# Listed records
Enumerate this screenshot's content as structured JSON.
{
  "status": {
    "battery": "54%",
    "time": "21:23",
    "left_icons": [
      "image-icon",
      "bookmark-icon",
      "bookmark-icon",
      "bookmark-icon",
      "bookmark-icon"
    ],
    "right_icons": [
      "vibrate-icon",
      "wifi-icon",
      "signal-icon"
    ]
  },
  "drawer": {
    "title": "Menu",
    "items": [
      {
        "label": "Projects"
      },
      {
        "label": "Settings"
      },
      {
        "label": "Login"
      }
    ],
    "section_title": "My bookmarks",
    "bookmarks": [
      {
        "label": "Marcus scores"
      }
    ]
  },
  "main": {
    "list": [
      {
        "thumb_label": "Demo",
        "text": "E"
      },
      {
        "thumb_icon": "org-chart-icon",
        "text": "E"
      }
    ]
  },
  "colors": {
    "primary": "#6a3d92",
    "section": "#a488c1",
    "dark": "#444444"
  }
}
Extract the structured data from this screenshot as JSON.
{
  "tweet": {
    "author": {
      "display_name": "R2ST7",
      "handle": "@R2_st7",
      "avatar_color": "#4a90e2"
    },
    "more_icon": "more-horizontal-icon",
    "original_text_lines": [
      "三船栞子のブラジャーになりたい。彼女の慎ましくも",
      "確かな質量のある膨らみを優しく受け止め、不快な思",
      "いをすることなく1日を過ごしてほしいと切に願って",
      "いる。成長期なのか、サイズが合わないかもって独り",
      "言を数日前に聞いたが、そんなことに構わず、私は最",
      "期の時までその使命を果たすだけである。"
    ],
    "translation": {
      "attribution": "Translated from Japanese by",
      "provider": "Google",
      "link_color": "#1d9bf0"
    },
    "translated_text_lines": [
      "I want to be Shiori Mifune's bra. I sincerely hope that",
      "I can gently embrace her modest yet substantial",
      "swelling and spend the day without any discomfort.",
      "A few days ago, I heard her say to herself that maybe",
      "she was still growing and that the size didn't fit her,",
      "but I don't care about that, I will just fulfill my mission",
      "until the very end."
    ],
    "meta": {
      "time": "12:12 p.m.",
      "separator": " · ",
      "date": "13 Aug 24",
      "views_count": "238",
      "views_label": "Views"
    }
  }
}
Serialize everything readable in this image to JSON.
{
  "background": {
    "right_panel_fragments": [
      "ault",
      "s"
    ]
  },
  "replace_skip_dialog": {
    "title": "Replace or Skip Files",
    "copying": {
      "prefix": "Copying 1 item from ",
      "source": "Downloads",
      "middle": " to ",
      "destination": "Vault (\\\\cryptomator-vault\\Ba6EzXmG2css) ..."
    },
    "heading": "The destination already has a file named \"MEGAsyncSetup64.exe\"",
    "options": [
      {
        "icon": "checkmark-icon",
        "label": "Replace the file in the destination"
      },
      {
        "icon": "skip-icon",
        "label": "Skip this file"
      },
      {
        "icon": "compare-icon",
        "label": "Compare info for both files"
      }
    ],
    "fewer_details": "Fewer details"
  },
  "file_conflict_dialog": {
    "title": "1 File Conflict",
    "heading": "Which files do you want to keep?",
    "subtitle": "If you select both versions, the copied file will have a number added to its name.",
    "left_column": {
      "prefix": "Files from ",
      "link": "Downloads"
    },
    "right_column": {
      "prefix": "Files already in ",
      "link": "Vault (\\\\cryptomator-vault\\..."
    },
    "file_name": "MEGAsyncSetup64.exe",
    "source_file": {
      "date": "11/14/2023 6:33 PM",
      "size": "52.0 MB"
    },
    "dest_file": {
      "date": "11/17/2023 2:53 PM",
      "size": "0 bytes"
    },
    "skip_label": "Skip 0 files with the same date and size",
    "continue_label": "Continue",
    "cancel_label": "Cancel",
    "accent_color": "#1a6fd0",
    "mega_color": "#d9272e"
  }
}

# What is needed
In the records, locate each line holding the string "destination" and copy it.

# Solution below
      "destination": "Vault (\\\\cryptomator-vault\\Ba6EzXmG2css) ..."
    "heading": "The destination already has a file named \"MEGAsyncSetup64.exe\"",
        "label": "Replace the file in the destination"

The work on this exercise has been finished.